**Provided information**
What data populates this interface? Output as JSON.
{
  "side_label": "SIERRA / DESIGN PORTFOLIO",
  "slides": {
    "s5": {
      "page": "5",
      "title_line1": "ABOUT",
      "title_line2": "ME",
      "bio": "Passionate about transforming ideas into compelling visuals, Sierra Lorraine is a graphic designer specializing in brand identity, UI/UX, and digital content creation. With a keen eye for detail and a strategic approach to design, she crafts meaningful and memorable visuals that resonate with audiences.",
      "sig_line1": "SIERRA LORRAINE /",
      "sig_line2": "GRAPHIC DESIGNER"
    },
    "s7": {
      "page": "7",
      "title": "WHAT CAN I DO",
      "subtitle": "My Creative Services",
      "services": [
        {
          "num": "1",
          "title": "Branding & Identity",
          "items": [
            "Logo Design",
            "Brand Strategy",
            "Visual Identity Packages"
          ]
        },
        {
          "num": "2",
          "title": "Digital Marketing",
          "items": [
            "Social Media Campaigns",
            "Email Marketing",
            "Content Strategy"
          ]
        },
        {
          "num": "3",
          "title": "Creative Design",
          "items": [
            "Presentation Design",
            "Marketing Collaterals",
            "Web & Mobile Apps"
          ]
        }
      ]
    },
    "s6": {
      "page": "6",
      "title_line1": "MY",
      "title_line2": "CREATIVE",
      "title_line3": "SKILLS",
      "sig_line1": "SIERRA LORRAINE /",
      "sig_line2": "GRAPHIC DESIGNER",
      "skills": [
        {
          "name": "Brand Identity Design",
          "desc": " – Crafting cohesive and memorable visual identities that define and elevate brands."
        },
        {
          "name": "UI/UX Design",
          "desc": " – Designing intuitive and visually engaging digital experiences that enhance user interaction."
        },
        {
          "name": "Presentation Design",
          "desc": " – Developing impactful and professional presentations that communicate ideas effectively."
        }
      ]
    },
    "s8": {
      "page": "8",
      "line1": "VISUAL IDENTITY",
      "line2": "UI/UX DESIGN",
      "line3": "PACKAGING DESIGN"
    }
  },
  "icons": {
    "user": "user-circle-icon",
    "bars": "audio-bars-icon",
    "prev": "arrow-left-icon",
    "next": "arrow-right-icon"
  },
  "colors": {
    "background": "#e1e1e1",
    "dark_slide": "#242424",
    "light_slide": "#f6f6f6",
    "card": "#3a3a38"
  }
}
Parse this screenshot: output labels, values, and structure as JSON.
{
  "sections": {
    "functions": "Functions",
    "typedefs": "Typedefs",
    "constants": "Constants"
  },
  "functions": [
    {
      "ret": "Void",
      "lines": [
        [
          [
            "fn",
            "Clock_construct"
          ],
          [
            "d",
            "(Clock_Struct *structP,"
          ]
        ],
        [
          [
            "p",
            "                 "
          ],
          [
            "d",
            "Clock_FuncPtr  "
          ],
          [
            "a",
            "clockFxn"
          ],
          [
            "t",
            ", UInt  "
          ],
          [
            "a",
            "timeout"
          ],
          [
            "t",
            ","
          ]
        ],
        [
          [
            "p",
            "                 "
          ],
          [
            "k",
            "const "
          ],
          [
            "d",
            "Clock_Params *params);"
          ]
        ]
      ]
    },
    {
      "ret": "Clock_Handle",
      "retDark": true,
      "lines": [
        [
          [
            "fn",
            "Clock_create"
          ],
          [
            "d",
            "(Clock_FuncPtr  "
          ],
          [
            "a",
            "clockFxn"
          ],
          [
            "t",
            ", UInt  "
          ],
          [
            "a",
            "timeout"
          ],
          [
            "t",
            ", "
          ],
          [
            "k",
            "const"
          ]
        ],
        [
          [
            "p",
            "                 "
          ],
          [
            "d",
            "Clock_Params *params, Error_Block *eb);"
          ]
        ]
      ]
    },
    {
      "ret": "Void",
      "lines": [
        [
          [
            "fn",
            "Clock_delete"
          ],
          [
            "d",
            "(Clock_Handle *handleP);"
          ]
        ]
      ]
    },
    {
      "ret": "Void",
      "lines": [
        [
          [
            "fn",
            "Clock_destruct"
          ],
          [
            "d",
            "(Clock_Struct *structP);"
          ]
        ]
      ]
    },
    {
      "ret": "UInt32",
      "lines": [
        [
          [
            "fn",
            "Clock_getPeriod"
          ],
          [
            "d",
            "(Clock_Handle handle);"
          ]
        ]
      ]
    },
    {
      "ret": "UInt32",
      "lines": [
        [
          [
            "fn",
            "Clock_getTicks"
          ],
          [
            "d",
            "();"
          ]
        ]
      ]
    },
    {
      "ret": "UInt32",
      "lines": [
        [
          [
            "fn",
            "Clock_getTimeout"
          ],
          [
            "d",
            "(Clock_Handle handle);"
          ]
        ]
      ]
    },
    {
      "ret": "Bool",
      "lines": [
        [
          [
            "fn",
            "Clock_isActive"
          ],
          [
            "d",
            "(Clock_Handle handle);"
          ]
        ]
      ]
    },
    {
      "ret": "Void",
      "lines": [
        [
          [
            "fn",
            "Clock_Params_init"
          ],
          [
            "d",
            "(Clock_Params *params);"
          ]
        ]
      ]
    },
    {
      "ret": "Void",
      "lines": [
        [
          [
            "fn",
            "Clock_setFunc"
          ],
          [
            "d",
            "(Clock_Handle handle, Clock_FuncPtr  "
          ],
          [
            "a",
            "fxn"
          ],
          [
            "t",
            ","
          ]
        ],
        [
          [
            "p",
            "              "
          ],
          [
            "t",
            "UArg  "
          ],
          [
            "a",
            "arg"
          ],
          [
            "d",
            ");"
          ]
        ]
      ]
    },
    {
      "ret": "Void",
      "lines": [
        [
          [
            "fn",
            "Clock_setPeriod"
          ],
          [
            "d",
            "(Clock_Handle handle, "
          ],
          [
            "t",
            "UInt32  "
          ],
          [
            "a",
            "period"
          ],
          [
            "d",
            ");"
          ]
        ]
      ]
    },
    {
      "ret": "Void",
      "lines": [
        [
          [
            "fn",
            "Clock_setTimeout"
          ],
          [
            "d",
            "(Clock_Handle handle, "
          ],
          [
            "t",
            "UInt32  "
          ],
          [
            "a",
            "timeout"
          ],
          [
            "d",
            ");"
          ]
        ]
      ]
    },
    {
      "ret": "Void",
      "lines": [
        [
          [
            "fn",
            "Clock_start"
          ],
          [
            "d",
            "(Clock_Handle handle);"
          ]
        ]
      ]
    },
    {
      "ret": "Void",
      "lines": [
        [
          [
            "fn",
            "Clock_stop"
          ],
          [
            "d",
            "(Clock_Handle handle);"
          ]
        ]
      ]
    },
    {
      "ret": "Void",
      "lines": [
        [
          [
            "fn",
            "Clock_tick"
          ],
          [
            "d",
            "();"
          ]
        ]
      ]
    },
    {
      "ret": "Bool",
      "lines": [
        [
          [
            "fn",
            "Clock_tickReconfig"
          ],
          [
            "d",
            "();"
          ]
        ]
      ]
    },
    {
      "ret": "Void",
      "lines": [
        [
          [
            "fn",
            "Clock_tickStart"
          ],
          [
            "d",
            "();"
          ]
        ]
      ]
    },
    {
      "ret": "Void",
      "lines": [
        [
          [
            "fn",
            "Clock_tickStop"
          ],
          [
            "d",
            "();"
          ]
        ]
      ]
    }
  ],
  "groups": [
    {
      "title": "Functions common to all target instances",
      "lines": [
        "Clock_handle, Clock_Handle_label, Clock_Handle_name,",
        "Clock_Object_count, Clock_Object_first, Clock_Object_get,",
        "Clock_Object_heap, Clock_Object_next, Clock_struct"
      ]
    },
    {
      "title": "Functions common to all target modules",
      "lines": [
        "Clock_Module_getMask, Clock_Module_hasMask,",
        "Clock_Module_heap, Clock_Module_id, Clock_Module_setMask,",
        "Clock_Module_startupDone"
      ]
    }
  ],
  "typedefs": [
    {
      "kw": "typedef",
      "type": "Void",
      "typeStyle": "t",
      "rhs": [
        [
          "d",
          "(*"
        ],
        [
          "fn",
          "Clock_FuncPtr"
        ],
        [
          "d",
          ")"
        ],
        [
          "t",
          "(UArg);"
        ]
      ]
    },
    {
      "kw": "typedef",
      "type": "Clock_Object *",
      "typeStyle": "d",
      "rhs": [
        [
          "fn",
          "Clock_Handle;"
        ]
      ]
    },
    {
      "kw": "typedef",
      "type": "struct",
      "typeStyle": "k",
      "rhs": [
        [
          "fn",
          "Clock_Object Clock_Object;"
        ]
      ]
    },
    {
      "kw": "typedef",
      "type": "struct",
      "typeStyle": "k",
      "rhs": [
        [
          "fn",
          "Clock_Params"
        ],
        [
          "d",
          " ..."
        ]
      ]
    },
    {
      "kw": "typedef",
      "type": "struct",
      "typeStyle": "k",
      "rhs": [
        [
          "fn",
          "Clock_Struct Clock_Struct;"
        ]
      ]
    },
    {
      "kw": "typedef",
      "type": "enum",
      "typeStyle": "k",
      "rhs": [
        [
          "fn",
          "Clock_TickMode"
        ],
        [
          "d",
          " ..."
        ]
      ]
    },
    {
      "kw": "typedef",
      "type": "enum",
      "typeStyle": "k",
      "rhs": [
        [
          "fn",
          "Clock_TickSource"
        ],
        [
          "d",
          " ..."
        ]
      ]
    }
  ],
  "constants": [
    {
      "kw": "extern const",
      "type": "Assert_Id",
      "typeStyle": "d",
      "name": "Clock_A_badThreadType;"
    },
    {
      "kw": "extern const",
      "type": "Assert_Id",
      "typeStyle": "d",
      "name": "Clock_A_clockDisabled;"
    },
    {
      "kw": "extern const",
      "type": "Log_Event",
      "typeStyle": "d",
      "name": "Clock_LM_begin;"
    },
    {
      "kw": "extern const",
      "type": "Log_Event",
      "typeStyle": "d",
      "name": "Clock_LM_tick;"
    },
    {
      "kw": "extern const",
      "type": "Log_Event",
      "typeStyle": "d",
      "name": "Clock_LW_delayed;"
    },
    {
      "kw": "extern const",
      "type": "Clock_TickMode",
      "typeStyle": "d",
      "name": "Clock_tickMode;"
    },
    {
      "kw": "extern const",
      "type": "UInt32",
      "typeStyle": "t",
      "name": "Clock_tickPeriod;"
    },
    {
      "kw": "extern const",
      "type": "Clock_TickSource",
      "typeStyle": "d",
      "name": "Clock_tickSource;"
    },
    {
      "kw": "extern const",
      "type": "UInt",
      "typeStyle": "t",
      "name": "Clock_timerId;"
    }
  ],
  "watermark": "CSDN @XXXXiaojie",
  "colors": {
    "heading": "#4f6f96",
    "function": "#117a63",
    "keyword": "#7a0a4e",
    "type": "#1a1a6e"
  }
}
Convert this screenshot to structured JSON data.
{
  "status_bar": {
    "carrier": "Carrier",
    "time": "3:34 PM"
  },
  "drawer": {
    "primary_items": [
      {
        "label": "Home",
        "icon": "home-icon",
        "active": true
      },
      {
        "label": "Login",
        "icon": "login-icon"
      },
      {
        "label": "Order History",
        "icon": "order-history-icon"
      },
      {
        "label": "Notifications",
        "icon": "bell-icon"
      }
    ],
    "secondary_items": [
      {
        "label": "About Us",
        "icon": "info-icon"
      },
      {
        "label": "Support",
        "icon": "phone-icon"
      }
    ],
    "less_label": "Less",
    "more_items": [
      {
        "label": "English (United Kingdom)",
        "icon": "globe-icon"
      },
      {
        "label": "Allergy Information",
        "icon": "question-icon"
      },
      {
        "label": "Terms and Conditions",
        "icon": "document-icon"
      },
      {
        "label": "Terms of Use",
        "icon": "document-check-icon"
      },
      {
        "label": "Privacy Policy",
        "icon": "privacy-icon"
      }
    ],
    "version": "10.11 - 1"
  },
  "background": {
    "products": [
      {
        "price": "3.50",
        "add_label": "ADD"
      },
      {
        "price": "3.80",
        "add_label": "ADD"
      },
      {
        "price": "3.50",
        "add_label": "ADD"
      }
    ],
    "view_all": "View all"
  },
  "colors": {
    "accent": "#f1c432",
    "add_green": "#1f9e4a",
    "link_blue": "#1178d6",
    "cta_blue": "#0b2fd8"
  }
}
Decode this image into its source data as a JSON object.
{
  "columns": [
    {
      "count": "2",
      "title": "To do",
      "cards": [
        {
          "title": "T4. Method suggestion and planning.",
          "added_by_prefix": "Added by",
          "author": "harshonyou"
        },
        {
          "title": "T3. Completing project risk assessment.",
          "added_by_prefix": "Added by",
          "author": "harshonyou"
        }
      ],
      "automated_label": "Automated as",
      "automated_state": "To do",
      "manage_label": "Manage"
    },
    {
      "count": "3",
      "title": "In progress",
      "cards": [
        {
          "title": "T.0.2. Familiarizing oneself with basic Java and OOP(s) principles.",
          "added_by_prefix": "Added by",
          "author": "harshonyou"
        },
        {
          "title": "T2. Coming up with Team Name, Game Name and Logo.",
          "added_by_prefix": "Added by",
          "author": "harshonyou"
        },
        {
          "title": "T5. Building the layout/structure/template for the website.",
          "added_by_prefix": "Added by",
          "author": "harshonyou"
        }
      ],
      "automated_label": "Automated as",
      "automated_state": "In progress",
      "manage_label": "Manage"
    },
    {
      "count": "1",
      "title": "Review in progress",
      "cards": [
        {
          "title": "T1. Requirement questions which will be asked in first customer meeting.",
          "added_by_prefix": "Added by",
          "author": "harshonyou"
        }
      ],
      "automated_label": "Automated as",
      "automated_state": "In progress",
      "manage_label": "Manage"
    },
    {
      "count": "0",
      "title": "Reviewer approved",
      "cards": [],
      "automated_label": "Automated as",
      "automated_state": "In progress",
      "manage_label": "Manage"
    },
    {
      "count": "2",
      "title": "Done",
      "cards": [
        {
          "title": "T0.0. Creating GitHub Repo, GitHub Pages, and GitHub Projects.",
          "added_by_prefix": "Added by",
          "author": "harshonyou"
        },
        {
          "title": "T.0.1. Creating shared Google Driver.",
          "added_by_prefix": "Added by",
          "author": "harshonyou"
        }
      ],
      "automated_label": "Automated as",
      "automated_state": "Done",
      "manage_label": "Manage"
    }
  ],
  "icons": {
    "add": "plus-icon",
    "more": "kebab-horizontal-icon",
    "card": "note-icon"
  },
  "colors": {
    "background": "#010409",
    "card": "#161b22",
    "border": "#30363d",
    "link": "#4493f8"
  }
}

**Exercise**
Make a copy of each line that contains the string "this".

**Exercise output**
What data populates this interface? Output as JSON.
Parse this screenshot: output labels, values, and structure as JSON.
Convert this screenshot to structured JSON data.
Decode this image into its source data as a JSON object.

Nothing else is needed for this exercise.